Image layout annotations:
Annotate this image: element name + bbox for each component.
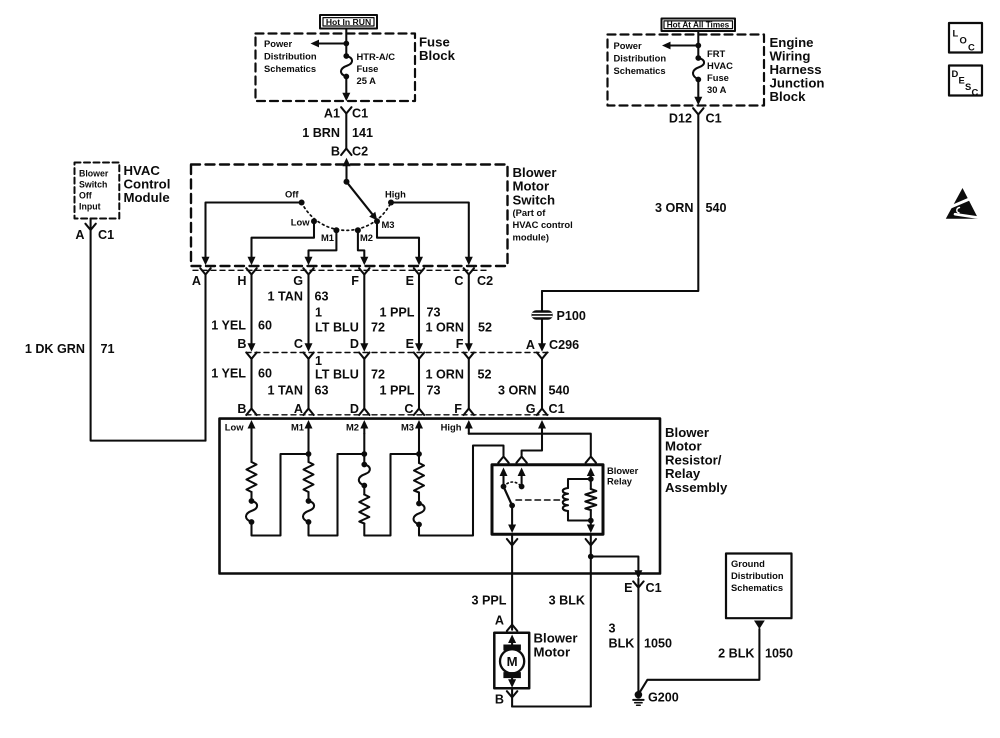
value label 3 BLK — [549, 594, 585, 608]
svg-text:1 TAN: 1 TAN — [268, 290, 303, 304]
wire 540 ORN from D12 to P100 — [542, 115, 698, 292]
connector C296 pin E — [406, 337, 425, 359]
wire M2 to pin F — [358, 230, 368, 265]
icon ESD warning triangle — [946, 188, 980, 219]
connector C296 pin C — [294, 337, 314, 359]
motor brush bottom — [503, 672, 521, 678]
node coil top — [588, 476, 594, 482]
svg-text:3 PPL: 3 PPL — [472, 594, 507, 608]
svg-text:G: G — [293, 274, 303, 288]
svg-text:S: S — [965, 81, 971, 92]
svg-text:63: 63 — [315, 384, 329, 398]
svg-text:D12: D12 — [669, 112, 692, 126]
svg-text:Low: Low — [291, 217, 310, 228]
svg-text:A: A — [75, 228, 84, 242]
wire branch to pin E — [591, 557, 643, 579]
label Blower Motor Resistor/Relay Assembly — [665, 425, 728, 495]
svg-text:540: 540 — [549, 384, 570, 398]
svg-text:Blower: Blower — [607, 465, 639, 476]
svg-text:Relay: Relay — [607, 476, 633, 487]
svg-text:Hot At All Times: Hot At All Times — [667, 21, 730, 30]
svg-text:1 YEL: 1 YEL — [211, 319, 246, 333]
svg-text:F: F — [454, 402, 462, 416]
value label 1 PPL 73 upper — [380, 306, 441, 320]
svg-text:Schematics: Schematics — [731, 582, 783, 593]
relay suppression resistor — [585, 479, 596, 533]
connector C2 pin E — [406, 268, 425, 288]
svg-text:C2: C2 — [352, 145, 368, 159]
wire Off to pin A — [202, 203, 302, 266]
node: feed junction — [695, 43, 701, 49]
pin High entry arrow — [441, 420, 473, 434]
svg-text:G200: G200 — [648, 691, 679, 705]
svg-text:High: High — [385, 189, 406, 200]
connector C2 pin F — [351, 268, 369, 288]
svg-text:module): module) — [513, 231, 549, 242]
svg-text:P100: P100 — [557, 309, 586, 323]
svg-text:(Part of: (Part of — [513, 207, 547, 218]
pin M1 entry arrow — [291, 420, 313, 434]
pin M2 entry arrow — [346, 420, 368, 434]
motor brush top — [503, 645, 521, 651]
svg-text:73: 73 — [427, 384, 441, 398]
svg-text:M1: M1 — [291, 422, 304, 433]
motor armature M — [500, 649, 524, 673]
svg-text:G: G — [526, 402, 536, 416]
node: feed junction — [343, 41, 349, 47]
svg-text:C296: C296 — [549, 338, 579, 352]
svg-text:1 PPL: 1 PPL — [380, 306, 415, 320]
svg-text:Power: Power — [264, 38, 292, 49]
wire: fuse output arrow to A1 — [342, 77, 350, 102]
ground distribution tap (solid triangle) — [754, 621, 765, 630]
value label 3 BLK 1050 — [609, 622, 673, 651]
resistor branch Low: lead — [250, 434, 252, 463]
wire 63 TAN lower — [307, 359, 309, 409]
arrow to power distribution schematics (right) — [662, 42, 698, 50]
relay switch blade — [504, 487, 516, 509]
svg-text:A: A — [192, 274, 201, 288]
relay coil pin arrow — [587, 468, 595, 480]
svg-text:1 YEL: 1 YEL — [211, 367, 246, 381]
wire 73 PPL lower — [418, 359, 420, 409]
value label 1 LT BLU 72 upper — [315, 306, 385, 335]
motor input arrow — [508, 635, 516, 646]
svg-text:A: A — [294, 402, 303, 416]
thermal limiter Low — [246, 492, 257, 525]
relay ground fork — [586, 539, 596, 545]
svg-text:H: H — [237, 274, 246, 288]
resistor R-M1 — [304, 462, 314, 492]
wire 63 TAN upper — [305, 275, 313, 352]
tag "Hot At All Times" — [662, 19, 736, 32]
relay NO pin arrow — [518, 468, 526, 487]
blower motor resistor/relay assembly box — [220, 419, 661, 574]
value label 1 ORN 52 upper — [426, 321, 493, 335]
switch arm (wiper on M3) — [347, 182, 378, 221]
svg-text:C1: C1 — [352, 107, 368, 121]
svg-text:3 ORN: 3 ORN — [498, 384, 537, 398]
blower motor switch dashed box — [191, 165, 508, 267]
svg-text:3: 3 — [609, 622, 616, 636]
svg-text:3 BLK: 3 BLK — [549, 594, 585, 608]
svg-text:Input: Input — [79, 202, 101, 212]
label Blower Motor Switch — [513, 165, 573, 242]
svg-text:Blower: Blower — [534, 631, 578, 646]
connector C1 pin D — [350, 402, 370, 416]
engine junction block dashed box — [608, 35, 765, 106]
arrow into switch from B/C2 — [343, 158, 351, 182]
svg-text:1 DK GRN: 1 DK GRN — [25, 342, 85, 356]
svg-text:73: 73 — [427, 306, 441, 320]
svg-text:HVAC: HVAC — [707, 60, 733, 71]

**Task statement**
Copy the data above line for line, leaving out the pictures.

**Output below**
Annotate this image: element name + bbox for each component.
value label 3 BLK — [549, 594, 585, 608]
svg-text:1 TAN: 1 TAN — [268, 290, 303, 304]
wire 540 ORN from D12 to P100 — [542, 115, 698, 292]
connector C296 pin E — [406, 337, 425, 359]
wire M2 to pin F — [358, 230, 368, 265]
icon ESD warning triangle — [946, 188, 980, 219]
connector C296 pin C — [294, 337, 314, 359]
motor brush bottom — [503, 672, 521, 678]
node coil top — [588, 476, 594, 482]
svg-text:3 PPL: 3 PPL — [472, 594, 507, 608]
svg-text:G: G — [293, 274, 303, 288]
svg-text:S: S — [965, 81, 971, 92]
svg-text:63: 63 — [315, 384, 329, 398]
svg-text:D12: D12 — [669, 112, 692, 126]
svg-text:Low: Low — [291, 217, 310, 228]
svg-text:A: A — [75, 228, 84, 242]
wire branch to pin E — [591, 557, 643, 579]
label Blower Motor Resistor/Relay Assembly — [665, 425, 728, 495]
svg-text:540: 540 — [549, 384, 570, 398]
svg-text:Blower: Blower — [607, 465, 639, 476]
svg-text:Relay: Relay — [607, 476, 633, 487]
svg-text:Hot At All Times: Hot At All Times — [667, 21, 730, 30]
svg-text:1 YEL: 1 YEL — [211, 319, 246, 333]
svg-text:F: F — [454, 402, 462, 416]
value label 1 PPL 73 upper — [380, 306, 441, 320]
svg-text:Schematics: Schematics — [731, 582, 783, 593]
relay suppression resistor — [585, 479, 596, 533]
connector C2 pin E — [406, 268, 425, 288]
svg-text:C2: C2 — [352, 145, 368, 159]
wire Off to pin A — [202, 203, 302, 266]
node: feed junction — [695, 43, 701, 49]
pin High entry arrow — [441, 420, 473, 434]
svg-text:G200: G200 — [648, 691, 679, 705]
svg-text:High: High — [385, 189, 406, 200]
connector C2 pin F — [351, 268, 369, 288]
svg-text:module): module) — [513, 231, 549, 242]
svg-text:P100: P100 — [557, 309, 586, 323]
svg-text:(Part of: (Part of — [513, 207, 547, 218]
pin M1 entry arrow — [291, 420, 313, 434]
pin M2 entry arrow — [346, 420, 368, 434]
motor brush top — [503, 645, 521, 651]
svg-text:73: 73 — [427, 384, 441, 398]
svg-text:M1: M1 — [291, 422, 304, 433]
motor armature M — [500, 649, 524, 673]
svg-text:G: G — [526, 402, 536, 416]
node: feed junction — [343, 41, 349, 47]
svg-text:C296: C296 — [549, 338, 579, 352]
svg-text:1 PPL: 1 PPL — [380, 306, 415, 320]
svg-text:Power: Power — [264, 38, 292, 49]
wire: fuse output arrow to A1 — [342, 77, 350, 102]
ground distribution tap (solid triangle) — [754, 621, 765, 630]
value label 3 BLK 1050 — [609, 622, 673, 651]
resistor branch Low: lead — [250, 434, 252, 463]
wire 63 TAN lower — [307, 359, 309, 409]
arrow to power distribution schematics (right) — [662, 42, 698, 50]
relay switch blade — [504, 487, 516, 509]
svg-text:A: A — [192, 274, 201, 288]
relay coil pin arrow — [587, 468, 595, 480]
svg-text:1 YEL: 1 YEL — [211, 367, 246, 381]
wire 73 PPL lower — [418, 359, 420, 409]
value label 1 LT BLU 72 upper — [315, 306, 385, 335]
motor input arrow — [508, 635, 516, 646]
svg-text:A: A — [294, 402, 303, 416]
thermal limiter Low — [246, 492, 257, 525]
relay ground fork — [586, 539, 596, 545]
svg-text:H: H — [237, 274, 246, 288]
resistor R-M1 — [304, 462, 314, 492]
wire 63 TAN upper — [305, 275, 313, 352]
tag "Hot At All Times" — [662, 19, 736, 32]
relay NO pin arrow — [518, 468, 526, 487]
blower motor resistor/relay assembly box — [220, 419, 661, 574]
value label 1 ORN 52 upper — [426, 321, 493, 335]
switch arm (wiper on M3) — [347, 182, 378, 221]
svg-text:C1: C1 — [352, 107, 368, 121]
svg-text:3 ORN: 3 ORN — [498, 384, 537, 398]
blower motor switch dashed box — [191, 165, 508, 267]
svg-text:3: 3 — [609, 622, 616, 636]
svg-text:3 BLK: 3 BLK — [549, 594, 585, 608]
svg-text:Input: Input — [79, 202, 101, 212]
label Blower Motor Switch — [513, 165, 573, 242]
svg-text:Blower: Blower — [534, 631, 578, 646]
connector C1 pin D — [350, 402, 370, 416]
engine junction block dashed box — [608, 35, 765, 106]
arrow into switch from B/C2 — [343, 158, 351, 182]
svg-text:1 DK GRN: 1 DK GRN — [25, 342, 85, 356]
svg-text:73: 73 — [427, 306, 441, 320]
svg-text:HVAC: HVAC — [707, 60, 733, 71]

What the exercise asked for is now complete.